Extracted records
## begin

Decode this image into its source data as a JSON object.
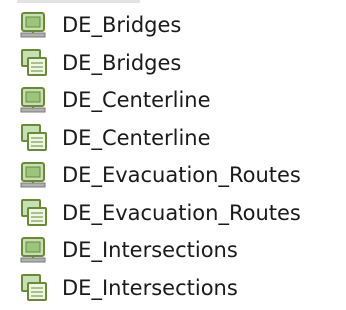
{
  "items": [
    {
      "label": "DE_Bridges",
      "icon": "database-icon"
    },
    {
      "label": "DE_Bridges",
      "icon": "database-stack-icon"
    },
    {
      "label": "DE_Centerline",
      "icon": "database-icon"
    },
    {
      "label": "DE_Centerline",
      "icon": "database-stack-icon"
    },
    {
      "label": "DE_Evacuation_Routes",
      "icon": "database-icon"
    },
    {
      "label": "DE_Evacuation_Routes",
      "icon": "database-stack-icon"
    },
    {
      "label": "DE_Intersections",
      "icon": "database-icon"
    },
    {
      "label": "DE_Intersections",
      "icon": "database-stack-icon"
    }
  ],
  "colors": {
    "icon_fill": "#c5e0b4",
    "icon_stroke": "#6a8a3a",
    "stack_fill": "#eef6e4",
    "text": "#1a1a1a"
  }
}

## end

Direction => All the lines above are to be reproduced exactly, except the pictures.

Solution =>
Decode this image into its source data as a JSON object.
{
  "items": [
    {
      "label": "DE_Bridges",
      "icon": "database-icon"
    },
    {
      "label": "DE_Bridges",
      "icon": "database-stack-icon"
    },
    {
      "label": "DE_Centerline",
      "icon": "database-icon"
    },
    {
      "label": "DE_Centerline",
      "icon": "database-stack-icon"
    },
    {
      "label": "DE_Evacuation_Routes",
      "icon": "database-icon"
    },
    {
      "label": "DE_Evacuation_Routes",
      "icon": "database-stack-icon"
    },
    {
      "label": "DE_Intersections",
      "icon": "database-icon"
    },
    {
      "label": "DE_Intersections",
      "icon": "database-stack-icon"
    }
  ],
  "colors": {
    "icon_fill": "#c5e0b4",
    "icon_stroke": "#6a8a3a",
    "stack_fill": "#eef6e4",
    "text": "#1a1a1a"
  }
}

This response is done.